··· STORED ROWS ···
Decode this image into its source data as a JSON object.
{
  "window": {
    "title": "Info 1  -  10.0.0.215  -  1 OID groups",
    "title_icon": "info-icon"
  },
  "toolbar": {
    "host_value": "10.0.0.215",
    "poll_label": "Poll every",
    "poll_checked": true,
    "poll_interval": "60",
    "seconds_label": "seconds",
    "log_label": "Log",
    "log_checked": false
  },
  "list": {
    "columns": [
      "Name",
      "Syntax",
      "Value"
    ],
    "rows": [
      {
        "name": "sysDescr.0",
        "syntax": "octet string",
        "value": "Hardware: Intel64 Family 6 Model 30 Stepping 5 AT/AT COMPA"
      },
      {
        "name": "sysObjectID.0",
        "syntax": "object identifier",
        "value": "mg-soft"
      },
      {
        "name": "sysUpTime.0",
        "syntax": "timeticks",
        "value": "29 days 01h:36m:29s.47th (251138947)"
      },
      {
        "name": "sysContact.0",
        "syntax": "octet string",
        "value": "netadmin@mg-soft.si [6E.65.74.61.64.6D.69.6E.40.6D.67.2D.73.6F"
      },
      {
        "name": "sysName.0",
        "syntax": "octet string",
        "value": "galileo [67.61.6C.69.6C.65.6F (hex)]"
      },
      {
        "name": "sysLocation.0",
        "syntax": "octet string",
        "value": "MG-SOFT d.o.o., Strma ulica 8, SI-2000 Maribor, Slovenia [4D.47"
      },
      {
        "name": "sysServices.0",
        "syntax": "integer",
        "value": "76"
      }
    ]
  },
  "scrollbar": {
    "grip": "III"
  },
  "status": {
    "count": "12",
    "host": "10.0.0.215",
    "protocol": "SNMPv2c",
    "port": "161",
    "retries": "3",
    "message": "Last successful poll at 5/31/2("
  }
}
···
Copy out the whole listing exactly; please set it all down.

▶ _OUTPUT FOR THIS EXERCISE_:
Decode this image into its source data as a JSON object.
{
  "window": {
    "title": "Info 1  -  10.0.0.215  -  1 OID groups",
    "title_icon": "info-icon"
  },
  "toolbar": {
    "host_value": "10.0.0.215",
    "poll_label": "Poll every",
    "poll_checked": true,
    "poll_interval": "60",
    "seconds_label": "seconds",
    "log_label": "Log",
    "log_checked": false
  },
  "list": {
    "columns": [
      "Name",
      "Syntax",
      "Value"
    ],
    "rows": [
      {
        "name": "sysDescr.0",
        "syntax": "octet string",
        "value": "Hardware: Intel64 Family 6 Model 30 Stepping 5 AT/AT COMPA"
      },
      {
        "name": "sysObjectID.0",
        "syntax": "object identifier",
        "value": "mg-soft"
      },
      {
        "name": "sysUpTime.0",
        "syntax": "timeticks",
        "value": "29 days 01h:36m:29s.47th (251138947)"
      },
      {
        "name": "sysContact.0",
        "syntax": "octet string",
        "value": "netadmin@mg-soft.si [6E.65.74.61.64.6D.69.6E.40.6D.67.2D.73.6F"
      },
      {
        "name": "sysName.0",
        "syntax": "octet string",
        "value": "galileo [67.61.6C.69.6C.65.6F (hex)]"
      },
      {
        "name": "sysLocation.0",
        "syntax": "octet string",
        "value": "MG-SOFT d.o.o., Strma ulica 8, SI-2000 Maribor, Slovenia [4D.47"
      },
      {
        "name": "sysServices.0",
        "syntax": "integer",
        "value": "76"
      }
    ]
  },
  "scrollbar": {
    "grip": "III"
  },
  "status": {
    "count": "12",
    "host": "10.0.0.215",
    "protocol": "SNMPv2c",
    "port": "161",
    "retries": "3",
    "message": "Last successful poll at 5/31/2("
  }
}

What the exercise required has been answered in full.